_WHAT NEEDS TO BE DONE_
Extract the listing below in full, unchanged.

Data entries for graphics
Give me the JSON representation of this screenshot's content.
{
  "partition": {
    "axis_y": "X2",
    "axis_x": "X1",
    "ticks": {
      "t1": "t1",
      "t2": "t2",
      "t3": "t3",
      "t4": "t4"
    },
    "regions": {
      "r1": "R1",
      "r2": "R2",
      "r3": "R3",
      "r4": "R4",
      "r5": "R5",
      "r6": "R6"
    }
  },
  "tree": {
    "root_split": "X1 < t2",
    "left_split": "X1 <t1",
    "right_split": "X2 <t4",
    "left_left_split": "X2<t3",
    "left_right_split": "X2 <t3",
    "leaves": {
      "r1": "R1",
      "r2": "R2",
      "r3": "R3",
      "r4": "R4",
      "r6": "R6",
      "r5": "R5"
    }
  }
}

_TASK SOLUTION_
Give me the JSON representation of this screenshot's content.
{
  "partition": {
    "axis_y": "X2",
    "axis_x": "X1",
    "ticks": {
      "t1": "t1",
      "t2": "t2",
      "t3": "t3",
      "t4": "t4"
    },
    "regions": {
      "r1": "R1",
      "r2": "R2",
      "r3": "R3",
      "r4": "R4",
      "r5": "R5",
      "r6": "R6"
    }
  },
  "tree": {
    "root_split": "X1 < t2",
    "left_split": "X1 <t1",
    "right_split": "X2 <t4",
    "left_left_split": "X2<t3",
    "left_right_split": "X2 <t3",
    "leaves": {
      "r1": "R1",
      "r2": "R2",
      "r3": "R3",
      "r4": "R4",
      "r6": "R6",
      "r5": "R5"
    }
  }
}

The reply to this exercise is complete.